→ Provided records
____

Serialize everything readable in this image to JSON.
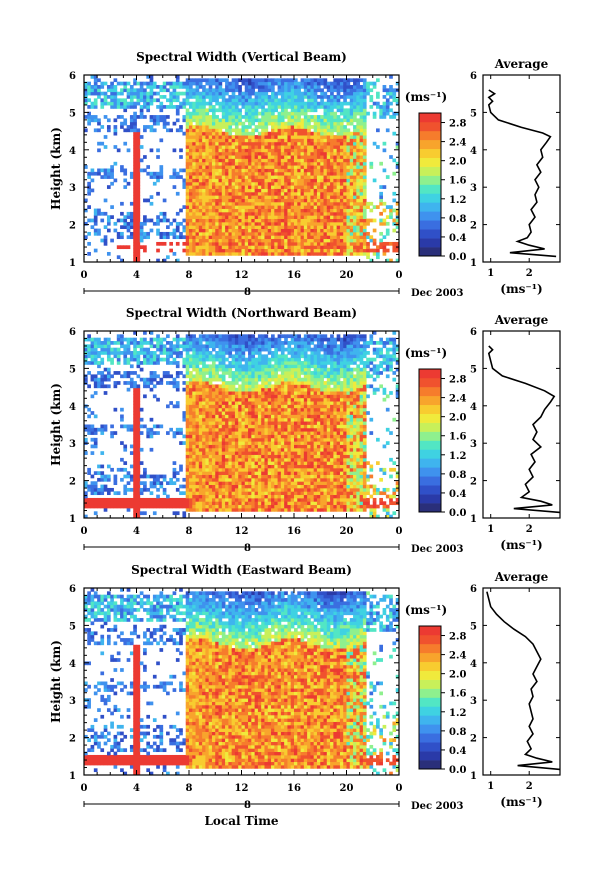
{
  "colors": {
    "scale": [
      "#2a2f7a",
      "#2a3aa8",
      "#3050c8",
      "#3a6ee0",
      "#3f92ee",
      "#3fb4ee",
      "#3fd2e2",
      "#52e6c4",
      "#8ef08e",
      "#c8f05a",
      "#f0ea3c",
      "#f8cc30",
      "#f8a42c",
      "#f67c2c",
      "#f0522e",
      "#ec3a32"
    ]
  },
  "colorbar": {
    "unit": "(ms⁻¹)",
    "ticks": [
      "0.0",
      "0.4",
      "0.8",
      "1.2",
      "1.6",
      "2.0",
      "2.4",
      "2.8"
    ]
  },
  "date_label": "Dec 2003",
  "day_label": "8",
  "xlabel_bottom": "Local Time",
  "chart_data": [
    {
      "type": "heatmap",
      "title": "Spectral Width (Vertical Beam)",
      "xlabel": "",
      "ylabel": "Height (km)",
      "xlim": [
        0,
        24
      ],
      "ylim": [
        1,
        6
      ],
      "xticks": [
        "0",
        "4",
        "8",
        "12",
        "16",
        "20",
        "0"
      ],
      "yticks": [
        "1",
        "2",
        "3",
        "4",
        "5",
        "6"
      ],
      "colorbar_range": [
        0,
        3.0
      ],
      "average_profile": {
        "title": "Average",
        "xlabel": "(ms⁻¹)",
        "xticks": [
          "1",
          "2"
        ],
        "xlim": [
          0.8,
          2.8
        ],
        "height": [
          1.15,
          1.25,
          1.35,
          1.45,
          1.55,
          1.65,
          1.8,
          2.0,
          2.2,
          2.4,
          2.6,
          2.8,
          3.0,
          3.2,
          3.4,
          3.6,
          3.8,
          4.0,
          4.2,
          4.35,
          4.45,
          4.6,
          4.8,
          5.0,
          5.2,
          5.3,
          5.4,
          5.5,
          5.6
        ],
        "width": [
          2.7,
          1.5,
          2.4,
          2.0,
          1.7,
          1.95,
          2.05,
          2.0,
          2.15,
          2.05,
          2.2,
          2.15,
          2.25,
          2.15,
          2.3,
          2.2,
          2.35,
          2.3,
          2.45,
          2.55,
          2.35,
          1.8,
          1.2,
          1.0,
          0.95,
          1.05,
          0.95,
          1.1,
          0.95
        ]
      }
    },
    {
      "type": "heatmap",
      "title": "Spectral Width (Northward Beam)",
      "xlabel": "",
      "ylabel": "Height (km)",
      "xlim": [
        0,
        24
      ],
      "ylim": [
        1,
        6
      ],
      "xticks": [
        "0",
        "4",
        "8",
        "12",
        "16",
        "20",
        "0"
      ],
      "yticks": [
        "1",
        "2",
        "3",
        "4",
        "5",
        "6"
      ],
      "colorbar_range": [
        0,
        3.0
      ],
      "average_profile": {
        "title": "Average",
        "xlabel": "(ms⁻¹)",
        "xticks": [
          "1",
          "2"
        ],
        "xlim": [
          0.8,
          2.8
        ],
        "height": [
          1.15,
          1.25,
          1.35,
          1.45,
          1.55,
          1.7,
          1.9,
          2.1,
          2.3,
          2.5,
          2.7,
          2.9,
          3.1,
          3.3,
          3.5,
          3.7,
          3.9,
          4.1,
          4.25,
          4.4,
          4.6,
          4.8,
          5.0,
          5.2,
          5.4,
          5.5,
          5.6
        ],
        "width": [
          2.8,
          1.6,
          2.6,
          2.3,
          1.8,
          2.0,
          1.9,
          2.1,
          2.0,
          2.15,
          2.05,
          2.3,
          2.1,
          2.2,
          2.1,
          2.3,
          2.4,
          2.55,
          2.65,
          2.4,
          1.9,
          1.3,
          1.05,
          1.0,
          0.95,
          1.05,
          0.95
        ]
      }
    },
    {
      "type": "heatmap",
      "title": "Spectral Width (Eastward Beam)",
      "xlabel": "Local Time",
      "ylabel": "Height (km)",
      "xlim": [
        0,
        24
      ],
      "ylim": [
        1,
        6
      ],
      "xticks": [
        "0",
        "4",
        "8",
        "12",
        "16",
        "20",
        "0"
      ],
      "yticks": [
        "1",
        "2",
        "3",
        "4",
        "5",
        "6"
      ],
      "colorbar_range": [
        0,
        3.0
      ],
      "average_profile": {
        "title": "Average",
        "xlabel": "(ms⁻¹)",
        "xticks": [
          "1",
          "2"
        ],
        "xlim": [
          0.8,
          2.8
        ],
        "height": [
          1.15,
          1.25,
          1.35,
          1.45,
          1.55,
          1.7,
          1.9,
          2.1,
          2.3,
          2.5,
          2.7,
          2.9,
          3.1,
          3.3,
          3.5,
          3.7,
          3.9,
          4.1,
          4.3,
          4.5,
          4.7,
          4.9,
          5.1,
          5.3,
          5.5,
          5.7,
          5.9
        ],
        "width": [
          2.8,
          1.7,
          2.6,
          2.2,
          1.9,
          2.05,
          1.95,
          2.1,
          2.0,
          2.1,
          2.05,
          2.0,
          2.1,
          2.05,
          2.2,
          2.1,
          2.2,
          2.3,
          2.2,
          2.1,
          1.9,
          1.6,
          1.35,
          1.15,
          1.0,
          0.95,
          0.9
        ]
      }
    }
  ]
}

____

→ Stated problem
Copy out the whole listing exactly, and don't carry over any pictures.

→ Result
Serialize everything readable in this image to JSON.
{
  "colors": {
    "scale": [
      "#2a2f7a",
      "#2a3aa8",
      "#3050c8",
      "#3a6ee0",
      "#3f92ee",
      "#3fb4ee",
      "#3fd2e2",
      "#52e6c4",
      "#8ef08e",
      "#c8f05a",
      "#f0ea3c",
      "#f8cc30",
      "#f8a42c",
      "#f67c2c",
      "#f0522e",
      "#ec3a32"
    ]
  },
  "colorbar": {
    "unit": "(ms⁻¹)",
    "ticks": [
      "0.0",
      "0.4",
      "0.8",
      "1.2",
      "1.6",
      "2.0",
      "2.4",
      "2.8"
    ]
  },
  "date_label": "Dec 2003",
  "day_label": "8",
  "xlabel_bottom": "Local Time",
  "chart_data": [
    {
      "type": "heatmap",
      "title": "Spectral Width (Vertical Beam)",
      "xlabel": "",
      "ylabel": "Height (km)",
      "xlim": [
        0,
        24
      ],
      "ylim": [
        1,
        6
      ],
      "xticks": [
        "0",
        "4",
        "8",
        "12",
        "16",
        "20",
        "0"
      ],
      "yticks": [
        "1",
        "2",
        "3",
        "4",
        "5",
        "6"
      ],
      "colorbar_range": [
        0,
        3.0
      ],
      "average_profile": {
        "title": "Average",
        "xlabel": "(ms⁻¹)",
        "xticks": [
          "1",
          "2"
        ],
        "xlim": [
          0.8,
          2.8
        ],
        "height": [
          1.15,
          1.25,
          1.35,
          1.45,
          1.55,
          1.65,
          1.8,
          2.0,
          2.2,
          2.4,
          2.6,
          2.8,
          3.0,
          3.2,
          3.4,
          3.6,
          3.8,
          4.0,
          4.2,
          4.35,
          4.45,
          4.6,
          4.8,
          5.0,
          5.2,
          5.3,
          5.4,
          5.5,
          5.6
        ],
        "width": [
          2.7,
          1.5,
          2.4,
          2.0,
          1.7,
          1.95,
          2.05,
          2.0,
          2.15,
          2.05,
          2.2,
          2.15,
          2.25,
          2.15,
          2.3,
          2.2,
          2.35,
          2.3,
          2.45,
          2.55,
          2.35,
          1.8,
          1.2,
          1.0,
          0.95,
          1.05,
          0.95,
          1.1,
          0.95
        ]
      }
    },
    {
      "type": "heatmap",
      "title": "Spectral Width (Northward Beam)",
      "xlabel": "",
      "ylabel": "Height (km)",
      "xlim": [
        0,
        24
      ],
      "ylim": [
        1,
        6
      ],
      "xticks": [
        "0",
        "4",
        "8",
        "12",
        "16",
        "20",
        "0"
      ],
      "yticks": [
        "1",
        "2",
        "3",
        "4",
        "5",
        "6"
      ],
      "colorbar_range": [
        0,
        3.0
      ],
      "average_profile": {
        "title": "Average",
        "xlabel": "(ms⁻¹)",
        "xticks": [
          "1",
          "2"
        ],
        "xlim": [
          0.8,
          2.8
        ],
        "height": [
          1.15,
          1.25,
          1.35,
          1.45,
          1.55,
          1.7,
          1.9,
          2.1,
          2.3,
          2.5,
          2.7,
          2.9,
          3.1,
          3.3,
          3.5,
          3.7,
          3.9,
          4.1,
          4.25,
          4.4,
          4.6,
          4.8,
          5.0,
          5.2,
          5.4,
          5.5,
          5.6
        ],
        "width": [
          2.8,
          1.6,
          2.6,
          2.3,
          1.8,
          2.0,
          1.9,
          2.1,
          2.0,
          2.15,
          2.05,
          2.3,
          2.1,
          2.2,
          2.1,
          2.3,
          2.4,
          2.55,
          2.65,
          2.4,
          1.9,
          1.3,
          1.05,
          1.0,
          0.95,
          1.05,
          0.95
        ]
      }
    },
    {
      "type": "heatmap",
      "title": "Spectral Width (Eastward Beam)",
      "xlabel": "Local Time",
      "ylabel": "Height (km)",
      "xlim": [
        0,
        24
      ],
      "ylim": [
        1,
        6
      ],
      "xticks": [
        "0",
        "4",
        "8",
        "12",
        "16",
        "20",
        "0"
      ],
      "yticks": [
        "1",
        "2",
        "3",
        "4",
        "5",
        "6"
      ],
      "colorbar_range": [
        0,
        3.0
      ],
      "average_profile": {
        "title": "Average",
        "xlabel": "(ms⁻¹)",
        "xticks": [
          "1",
          "2"
        ],
        "xlim": [
          0.8,
          2.8
        ],
        "height": [
          1.15,
          1.25,
          1.35,
          1.45,
          1.55,
          1.7,
          1.9,
          2.1,
          2.3,
          2.5,
          2.7,
          2.9,
          3.1,
          3.3,
          3.5,
          3.7,
          3.9,
          4.1,
          4.3,
          4.5,
          4.7,
          4.9,
          5.1,
          5.3,
          5.5,
          5.7,
          5.9
        ],
        "width": [
          2.8,
          1.7,
          2.6,
          2.2,
          1.9,
          2.05,
          1.95,
          2.1,
          2.0,
          2.1,
          2.05,
          2.0,
          2.1,
          2.05,
          2.2,
          2.1,
          2.2,
          2.3,
          2.2,
          2.1,
          1.9,
          1.6,
          1.35,
          1.15,
          1.0,
          0.95,
          0.9
        ]
      }
    }
  ]
}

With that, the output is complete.